Required work: Identify every line in the records below that contains the word "title", and copy each of those lines.

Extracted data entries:
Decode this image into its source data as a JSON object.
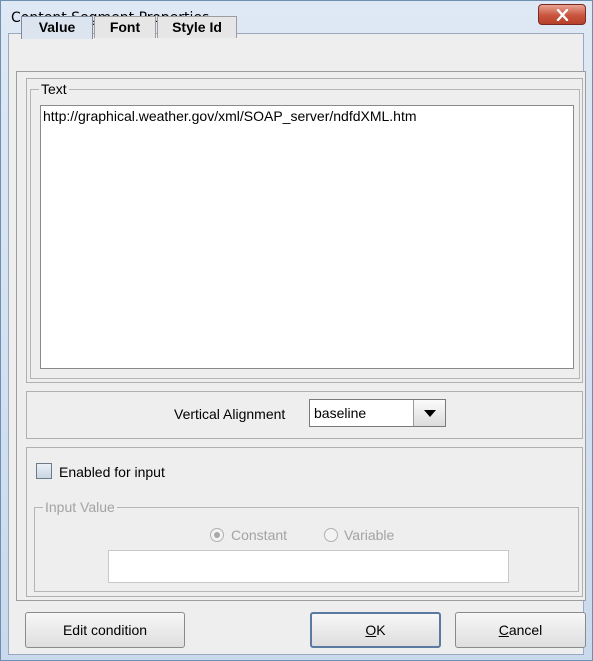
{
  "window": {
    "title": "Content Segment Properties"
  },
  "tabs": [
    {
      "label": "Value",
      "active": true
    },
    {
      "label": "Font",
      "active": false
    },
    {
      "label": "Style Id",
      "active": false
    }
  ],
  "text_group": {
    "legend": "Text",
    "value": "http://graphical.weather.gov/xml/SOAP_server/ndfdXML.htm"
  },
  "alignment": {
    "label": "Vertical Alignment",
    "selected": "baseline"
  },
  "input_section": {
    "checkbox_label": "Enabled for input",
    "checked": false,
    "group_legend": "Input Value",
    "radio_constant": "Constant",
    "radio_variable": "Variable",
    "selected_radio": "Constant",
    "value": ""
  },
  "buttons": {
    "edit_condition": "Edit condition",
    "ok_mnemonic": "O",
    "ok_rest": "K",
    "cancel_mnemonic": "C",
    "cancel_rest": "ancel"
  },
  "icons": {
    "close": "close-icon",
    "dropdown": "chevron-down-icon",
    "checkbox": "checkbox-unchecked-icon"
  }
}
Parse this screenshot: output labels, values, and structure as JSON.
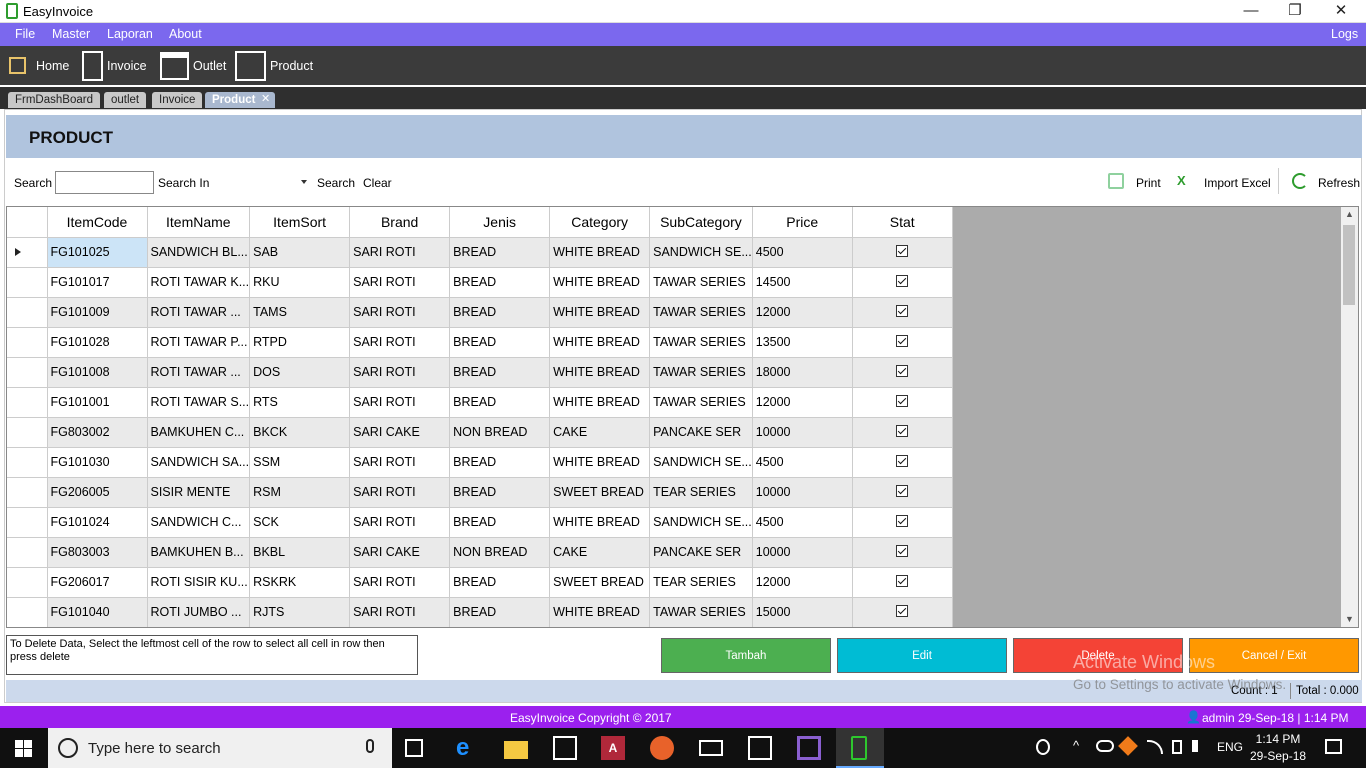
{
  "window": {
    "title": "EasyInvoice",
    "min": "—",
    "max": "❐",
    "close": "✕"
  },
  "menu": {
    "file": "File",
    "master": "Master",
    "laporan": "Laporan",
    "about": "About",
    "logs": "Logs"
  },
  "toolbar": {
    "home": "Home",
    "invoice": "Invoice",
    "outlet": "Outlet",
    "product": "Product"
  },
  "tabs": [
    {
      "label": "FrmDashBoard"
    },
    {
      "label": "outlet"
    },
    {
      "label": "Invoice"
    },
    {
      "label": "Product",
      "close": "✕"
    }
  ],
  "page": {
    "title": "PRODUCT"
  },
  "search": {
    "label": "Search",
    "value": "",
    "search_in_label": "Search In",
    "search_in_value": "",
    "search_button": "Search",
    "clear_button": "Clear",
    "print": "Print",
    "import_excel": "Import Excel",
    "refresh": "Refresh"
  },
  "table": {
    "columns": [
      "ItemCode",
      "ItemName",
      "ItemSort",
      "Brand",
      "Jenis",
      "Category",
      "SubCategory",
      "Price",
      "Stat"
    ],
    "rows": [
      [
        "FG101025",
        "SANDWICH BL...",
        "SAB",
        "SARI ROTI",
        "BREAD",
        "WHITE BREAD",
        "SANDWICH SE...",
        "4500"
      ],
      [
        "FG101017",
        "ROTI TAWAR K...",
        "RKU",
        "SARI ROTI",
        "BREAD",
        "WHITE BREAD",
        "TAWAR SERIES",
        "14500"
      ],
      [
        "FG101009",
        "ROTI TAWAR ...",
        "TAMS",
        "SARI ROTI",
        "BREAD",
        "WHITE BREAD",
        "TAWAR SERIES",
        "12000"
      ],
      [
        "FG101028",
        "ROTI TAWAR P...",
        "RTPD",
        "SARI ROTI",
        "BREAD",
        "WHITE BREAD",
        "TAWAR SERIES",
        "13500"
      ],
      [
        "FG101008",
        "ROTI TAWAR ...",
        "DOS",
        "SARI ROTI",
        "BREAD",
        "WHITE BREAD",
        "TAWAR SERIES",
        "18000"
      ],
      [
        "FG101001",
        "ROTI TAWAR S...",
        "RTS",
        "SARI ROTI",
        "BREAD",
        "WHITE BREAD",
        "TAWAR SERIES",
        "12000"
      ],
      [
        "FG803002",
        "BAMKUHEN C...",
        "BKCK",
        "SARI CAKE",
        "NON BREAD",
        "CAKE",
        "PANCAKE SER",
        "10000"
      ],
      [
        "FG101030",
        "SANDWICH SA...",
        "SSM",
        "SARI ROTI",
        "BREAD",
        "WHITE BREAD",
        "SANDWICH SE...",
        "4500"
      ],
      [
        "FG206005",
        "SISIR MENTE",
        "RSM",
        "SARI ROTI",
        "BREAD",
        "SWEET BREAD",
        "TEAR SERIES",
        "10000"
      ],
      [
        "FG101024",
        "SANDWICH C...",
        "SCK",
        "SARI ROTI",
        "BREAD",
        "WHITE BREAD",
        "SANDWICH SE...",
        "4500"
      ],
      [
        "FG803003",
        "BAMKUHEN B...",
        "BKBL",
        "SARI CAKE",
        "NON BREAD",
        "CAKE",
        "PANCAKE SER",
        "10000"
      ],
      [
        "FG206017",
        "ROTI SISIR KU...",
        "RSKRK",
        "SARI ROTI",
        "BREAD",
        "SWEET BREAD",
        "TEAR SERIES",
        "12000"
      ],
      [
        "FG101040",
        "ROTI JUMBO ...",
        "RJTS",
        "SARI ROTI",
        "BREAD",
        "WHITE BREAD",
        "TAWAR SERIES",
        "15000"
      ]
    ]
  },
  "note": "To Delete Data, Select the leftmost cell of the row to select all cell in row then press delete",
  "actions": {
    "tambah": "Tambah",
    "edit": "Edit",
    "delete": "Delete",
    "cancel": "Cancel / Exit"
  },
  "status": {
    "count": "Count : 1",
    "total": "Total : 0.000"
  },
  "footer": {
    "copyright": "EasyInvoice Copyright ©  2017",
    "user": "admin  29-Sep-18 | 1:14 PM"
  },
  "watermark": {
    "line1": "Activate Windows",
    "line2": "Go to Settings to activate Windows."
  },
  "taskbar": {
    "search_placeholder": "Type here to search",
    "lang": "ENG",
    "time": "1:14 PM",
    "date": "29-Sep-18"
  },
  "colors": {
    "menu": "#7b68ee",
    "footer": "#9b20ee",
    "tambah": "#4caf50",
    "edit": "#00bcd4",
    "delete": "#f44336",
    "cancel": "#ff9800"
  }
}
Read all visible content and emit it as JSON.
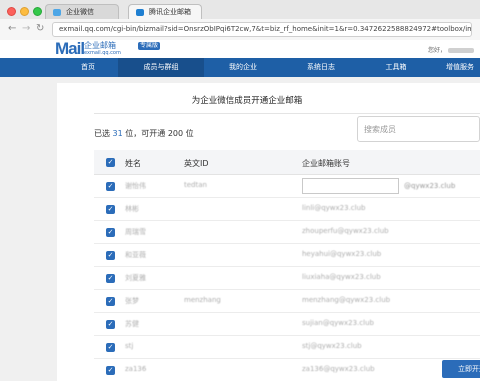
{
  "browser": {
    "tabs": [
      {
        "label": "企业微信"
      },
      {
        "label": "腾讯企业邮箱"
      }
    ],
    "url": "exmail.qq.com/cgi-bin/bizmail?sid=OnsrzObIPqi6T2cw,7&t=biz_rf_home&init=1&r=0.3472622588824972#toolbox/import_crtx"
  },
  "header": {
    "logo_mail": "Mail",
    "logo_cn": "企业邮箱",
    "logo_domain": "exmail.qq.com",
    "logo_badge": "专属版",
    "greeting": "您好，"
  },
  "nav": {
    "items": [
      "首页",
      "成员与群组",
      "我的企业",
      "系统日志",
      "工具箱",
      "增值服务"
    ]
  },
  "main": {
    "title": "为企业微信成员开通企业邮箱",
    "stats": {
      "prefix": "已选",
      "selected": "31",
      "middle": "位，可开通",
      "quota": "200",
      "suffix": "位"
    },
    "search_placeholder": "搜索成员",
    "columns": {
      "name": "姓名",
      "english_id": "英文ID",
      "account": "企业邮箱账号"
    },
    "rows": [
      {
        "name": "谢怡伟",
        "english_id": "tedtan",
        "account": "",
        "account_suffix": "@qywx23.club"
      },
      {
        "name": "林彬",
        "english_id": "",
        "account": "linli@qywx23.club"
      },
      {
        "name": "周瑞雪",
        "english_id": "",
        "account": "zhouperfu@qywx23.club"
      },
      {
        "name": "和亚薇",
        "english_id": "",
        "account": "heyahui@qywx23.club"
      },
      {
        "name": "刘夏雅",
        "english_id": "",
        "account": "liuxiaha@qywx23.club"
      },
      {
        "name": "张梦",
        "english_id": "menzhang",
        "account": "menzhang@qywx23.club"
      },
      {
        "name": "苏健",
        "english_id": "",
        "account": "sujian@qywx23.club"
      },
      {
        "name": "stj",
        "english_id": "",
        "account": "stj@qywx23.club"
      },
      {
        "name": "za136",
        "english_id": "",
        "account": "za136@qywx23.club"
      }
    ],
    "submit_label": "立即开通"
  },
  "colors": {
    "brand": "#2b6cb9",
    "navbar": "#1e5fa6"
  }
}
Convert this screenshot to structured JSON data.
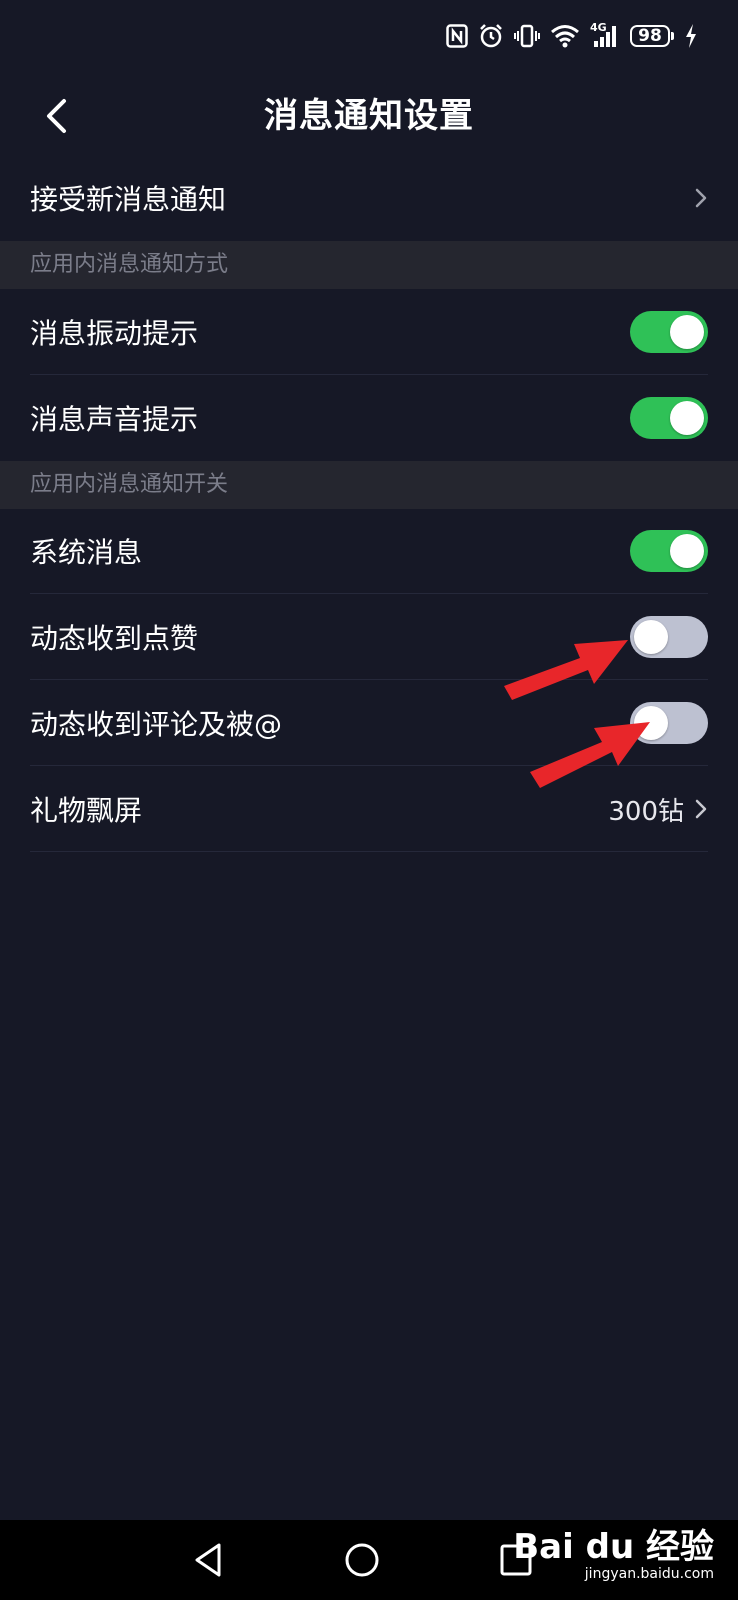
{
  "status_bar": {
    "icons": [
      "nfc-icon",
      "alarm-icon",
      "vibrate-icon",
      "wifi-icon",
      "signal-4g-icon"
    ],
    "network_label": "4G",
    "battery_level": "98",
    "charging": true
  },
  "header": {
    "title": "消息通知设置",
    "back_icon": "chevron-left-icon"
  },
  "rows_top": {
    "accept_new": {
      "label": "接受新消息通知"
    }
  },
  "section_method": {
    "title": "应用内消息通知方式",
    "vibrate": {
      "label": "消息振动提示",
      "on": true
    },
    "sound": {
      "label": "消息声音提示",
      "on": true
    }
  },
  "section_switch": {
    "title": "应用内消息通知开关",
    "system": {
      "label": "系统消息",
      "on": true
    },
    "likes": {
      "label": "动态收到点赞",
      "on": false
    },
    "comments": {
      "label": "动态收到评论及被@",
      "on": false
    },
    "gift": {
      "label": "礼物飘屏",
      "value": "300钻"
    }
  },
  "colors": {
    "background": "#161826",
    "section_bg": "#25262f",
    "toggle_on": "#2fc157",
    "toggle_off": "#bdc1d1",
    "annotation_arrow": "#e8262a"
  },
  "watermark": {
    "logo": "Bai du 经验",
    "url": "jingyan.baidu.com"
  }
}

Exercise output:
    "title": "Content Segment Properties"
    "title": "EasyInvoice",
    "title": "PRODUCT"
    "title": "为企业微信成员开通企业邮箱",
    "title": "消息通知设置",
    "title": "应用内消息通知方式",
    "title": "应用内消息通知开关",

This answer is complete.